• AIM OF THE TASK: Word for word, transcribe the lines below and drop the pictures.

• SUPPLIED DATA:
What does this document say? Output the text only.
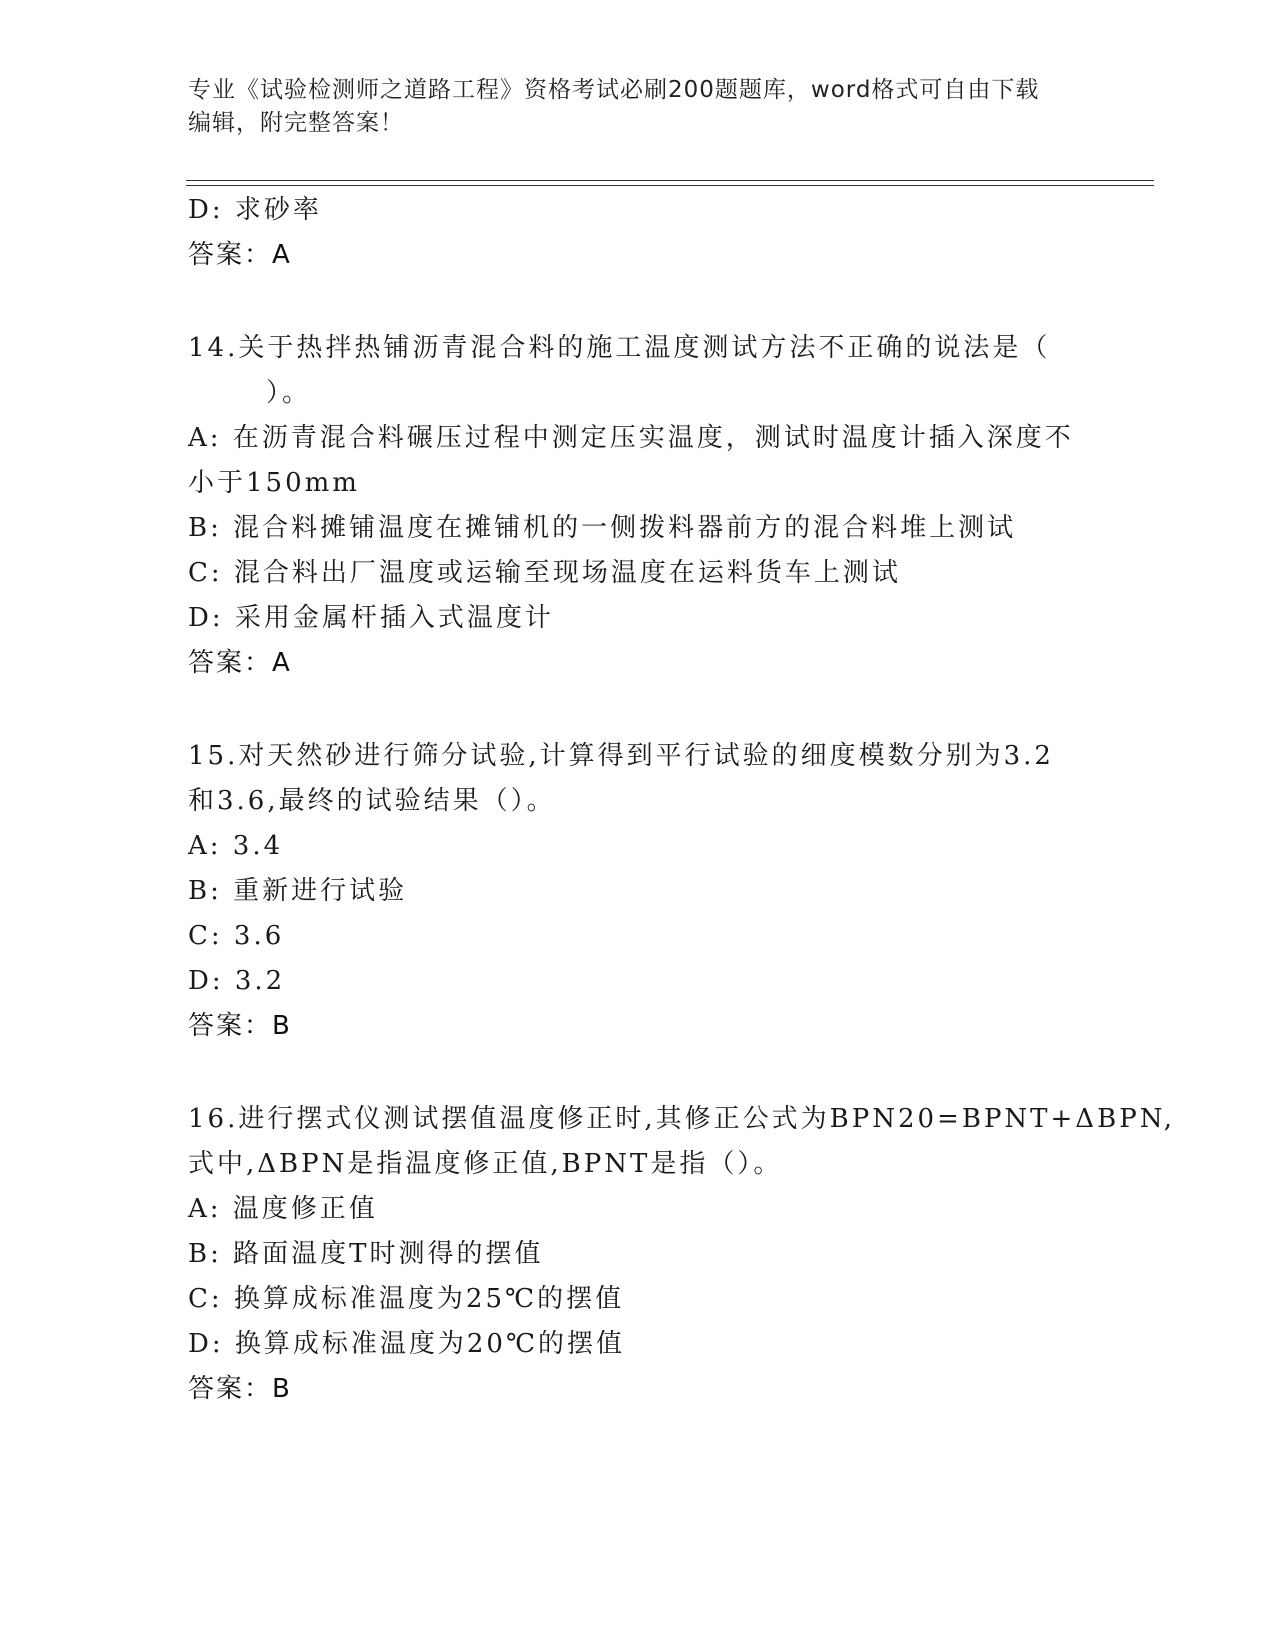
专业《试验检测师之道路工程》资格考试必刷200题题库，word格式可自由下载
编辑，附完整答案！

D: 求砂率

答案：A

14.关于热拌热铺沥青混合料的施工温度测试方法不正确的说法是（

）。

A: 在沥青混合料碾压过程中测定压实温度，测试时温度计插入深度不

小于150mm

B: 混合料摊铺温度在摊铺机的一侧拨料器前方的混合料堆上测试

C: 混合料出厂温度或运输至现场温度在运料货车上测试

D: 采用金属杆插入式温度计

答案：A

15.对天然砂进行筛分试验,计算得到平行试验的细度模数分别为3.2

和3.6,最终的试验结果（）。

A: 3.4

B: 重新进行试验

C: 3.6

D: 3.2

答案：B

16.进行摆式仪测试摆值温度修正时,其修正公式为BPN20=BPNT+ΔBPN,

式中,ΔBPN是指温度修正值,BPNT是指（）。

A: 温度修正值

B: 路面温度T时测得的摆值

C: 换算成标准温度为25℃的摆值

D: 换算成标准温度为20℃的摆值

答案：B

• FULL ANSWER:
What does this document say? Output the text only.
专业《试验检测师之道路工程》资格考试必刷200题题库，word格式可自由下载
编辑，附完整答案！

D: 求砂率

答案：A

14.关于热拌热铺沥青混合料的施工温度测试方法不正确的说法是（

）。

A: 在沥青混合料碾压过程中测定压实温度，测试时温度计插入深度不

小于150mm

B: 混合料摊铺温度在摊铺机的一侧拨料器前方的混合料堆上测试

C: 混合料出厂温度或运输至现场温度在运料货车上测试

D: 采用金属杆插入式温度计

答案：A

15.对天然砂进行筛分试验,计算得到平行试验的细度模数分别为3.2

和3.6,最终的试验结果（）。

A: 3.4

B: 重新进行试验

C: 3.6

D: 3.2

答案：B

16.进行摆式仪测试摆值温度修正时,其修正公式为BPN20=BPNT+ΔBPN,

式中,ΔBPN是指温度修正值,BPNT是指（）。

A: 温度修正值

B: 路面温度T时测得的摆值

C: 换算成标准温度为25℃的摆值

D: 换算成标准温度为20℃的摆值

答案：B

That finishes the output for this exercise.